:: TASK DETAILS ::
Print all of the data exactly as written.

:: DATA EXTRACT ::
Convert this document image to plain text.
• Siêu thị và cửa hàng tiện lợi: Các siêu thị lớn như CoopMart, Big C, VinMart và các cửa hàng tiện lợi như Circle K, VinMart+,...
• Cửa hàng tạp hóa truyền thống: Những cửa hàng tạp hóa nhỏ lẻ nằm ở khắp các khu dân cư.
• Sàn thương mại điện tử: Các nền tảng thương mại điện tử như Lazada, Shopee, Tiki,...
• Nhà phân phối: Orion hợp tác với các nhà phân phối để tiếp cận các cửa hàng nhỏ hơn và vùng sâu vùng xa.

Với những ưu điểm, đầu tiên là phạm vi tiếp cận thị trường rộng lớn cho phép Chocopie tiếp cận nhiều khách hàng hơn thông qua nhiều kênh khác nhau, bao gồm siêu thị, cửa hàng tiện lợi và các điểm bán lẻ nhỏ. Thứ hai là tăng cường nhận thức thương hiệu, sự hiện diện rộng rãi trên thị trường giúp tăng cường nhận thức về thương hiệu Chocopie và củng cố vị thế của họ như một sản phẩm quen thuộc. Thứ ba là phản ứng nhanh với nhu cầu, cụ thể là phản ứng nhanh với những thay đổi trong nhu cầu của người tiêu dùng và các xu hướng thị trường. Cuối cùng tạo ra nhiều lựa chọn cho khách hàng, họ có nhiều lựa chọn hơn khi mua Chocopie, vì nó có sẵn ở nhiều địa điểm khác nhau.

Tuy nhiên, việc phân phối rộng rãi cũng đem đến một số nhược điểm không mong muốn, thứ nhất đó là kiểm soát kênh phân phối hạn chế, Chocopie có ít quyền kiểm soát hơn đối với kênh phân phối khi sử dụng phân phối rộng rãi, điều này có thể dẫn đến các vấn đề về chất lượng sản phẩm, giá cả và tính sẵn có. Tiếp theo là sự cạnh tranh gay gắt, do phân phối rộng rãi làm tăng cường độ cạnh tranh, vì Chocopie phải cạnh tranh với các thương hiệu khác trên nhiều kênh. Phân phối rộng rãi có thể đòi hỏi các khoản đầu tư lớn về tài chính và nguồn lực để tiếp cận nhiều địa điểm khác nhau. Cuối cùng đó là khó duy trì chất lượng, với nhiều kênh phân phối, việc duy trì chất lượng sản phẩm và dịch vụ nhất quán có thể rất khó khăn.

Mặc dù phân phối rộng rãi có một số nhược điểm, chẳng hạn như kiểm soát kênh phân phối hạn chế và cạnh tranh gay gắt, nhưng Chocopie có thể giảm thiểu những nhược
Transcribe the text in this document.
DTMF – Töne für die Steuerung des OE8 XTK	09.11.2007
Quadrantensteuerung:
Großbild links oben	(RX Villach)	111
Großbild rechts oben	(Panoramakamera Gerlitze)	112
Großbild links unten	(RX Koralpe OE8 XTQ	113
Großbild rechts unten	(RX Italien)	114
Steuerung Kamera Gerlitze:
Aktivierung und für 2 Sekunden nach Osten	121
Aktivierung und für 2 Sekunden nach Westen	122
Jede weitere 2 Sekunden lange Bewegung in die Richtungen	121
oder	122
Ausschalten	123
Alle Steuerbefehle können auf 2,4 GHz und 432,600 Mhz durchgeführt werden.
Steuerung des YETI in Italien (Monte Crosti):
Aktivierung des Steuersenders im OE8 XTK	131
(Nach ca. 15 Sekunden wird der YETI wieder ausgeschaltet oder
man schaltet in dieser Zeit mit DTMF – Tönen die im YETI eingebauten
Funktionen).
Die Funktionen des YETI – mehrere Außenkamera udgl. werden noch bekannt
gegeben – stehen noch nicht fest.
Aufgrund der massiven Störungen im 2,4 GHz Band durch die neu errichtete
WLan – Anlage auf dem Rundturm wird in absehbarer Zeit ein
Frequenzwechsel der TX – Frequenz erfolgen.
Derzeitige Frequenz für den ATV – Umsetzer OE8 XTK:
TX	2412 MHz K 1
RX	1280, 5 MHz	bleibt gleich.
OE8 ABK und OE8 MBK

:: CORRECT OUTPUT ::
Convert this document image to plain text.
• Siêu thị và cửa hàng tiện lợi: Các siêu thị lớn như CoopMart, Big C, VinMart và các cửa hàng tiện lợi như Circle K, VinMart+,...
• Cửa hàng tạp hóa truyền thống: Những cửa hàng tạp hóa nhỏ lẻ nằm ở khắp các khu dân cư.
• Sàn thương mại điện tử: Các nền tảng thương mại điện tử như Lazada, Shopee, Tiki,...
• Nhà phân phối: Orion hợp tác với các nhà phân phối để tiếp cận các cửa hàng nhỏ hơn và vùng sâu vùng xa.

Với những ưu điểm, đầu tiên là phạm vi tiếp cận thị trường rộng lớn cho phép Chocopie tiếp cận nhiều khách hàng hơn thông qua nhiều kênh khác nhau, bao gồm siêu thị, cửa hàng tiện lợi và các điểm bán lẻ nhỏ. Thứ hai là tăng cường nhận thức thương hiệu, sự hiện diện rộng rãi trên thị trường giúp tăng cường nhận thức về thương hiệu Chocopie và củng cố vị thế của họ như một sản phẩm quen thuộc. Thứ ba là phản ứng nhanh với nhu cầu, cụ thể là phản ứng nhanh với những thay đổi trong nhu cầu của người tiêu dùng và các xu hướng thị trường. Cuối cùng tạo ra nhiều lựa chọn cho khách hàng, họ có nhiều lựa chọn hơn khi mua Chocopie, vì nó có sẵn ở nhiều địa điểm khác nhau.

Tuy nhiên, việc phân phối rộng rãi cũng đem đến một số nhược điểm không mong muốn, thứ nhất đó là kiểm soát kênh phân phối hạn chế, Chocopie có ít quyền kiểm soát hơn đối với kênh phân phối khi sử dụng phân phối rộng rãi, điều này có thể dẫn đến các vấn đề về chất lượng sản phẩm, giá cả và tính sẵn có. Tiếp theo là sự cạnh tranh gay gắt, do phân phối rộng rãi làm tăng cường độ cạnh tranh, vì Chocopie phải cạnh tranh với các thương hiệu khác trên nhiều kênh. Phân phối rộng rãi có thể đòi hỏi các khoản đầu tư lớn về tài chính và nguồn lực để tiếp cận nhiều địa điểm khác nhau. Cuối cùng đó là khó duy trì chất lượng, với nhiều kênh phân phối, việc duy trì chất lượng sản phẩm và dịch vụ nhất quán có thể rất khó khăn.

Mặc dù phân phối rộng rãi có một số nhược điểm, chẳng hạn như kiểm soát kênh phân phối hạn chế và cạnh tranh gay gắt, nhưng Chocopie có thể giảm thiểu những nhược
Transcribe the text in this document.
DTMF – Töne für die Steuerung des OE8 XTK	09.11.2007
Quadrantensteuerung:
Großbild links oben	(RX Villach)	111
Großbild rechts oben	(Panoramakamera Gerlitze)	112
Großbild links unten	(RX Koralpe OE8 XTQ	113
Großbild rechts unten	(RX Italien)	114
Steuerung Kamera Gerlitze:
Aktivierung und für 2 Sekunden nach Osten	121
Aktivierung und für 2 Sekunden nach Westen	122
Jede weitere 2 Sekunden lange Bewegung in die Richtungen	121
oder	122
Ausschalten	123
Alle Steuerbefehle können auf 2,4 GHz und 432,600 Mhz durchgeführt werden.
Steuerung des YETI in Italien (Monte Crosti):
Aktivierung des Steuersenders im OE8 XTK	131
(Nach ca. 15 Sekunden wird der YETI wieder ausgeschaltet oder
man schaltet in dieser Zeit mit DTMF – Tönen die im YETI eingebauten
Funktionen).
Die Funktionen des YETI – mehrere Außenkamera udgl. werden noch bekannt
gegeben – stehen noch nicht fest.
Aufgrund der massiven Störungen im 2,4 GHz Band durch die neu errichtete
WLan – Anlage auf dem Rundturm wird in absehbarer Zeit ein
Frequenzwechsel der TX – Frequenz erfolgen.
Derzeitige Frequenz für den ATV – Umsetzer OE8 XTK:
TX	2412 MHz K 1
RX	1280, 5 MHz	bleibt gleich.
OE8 ABK und OE8 MBK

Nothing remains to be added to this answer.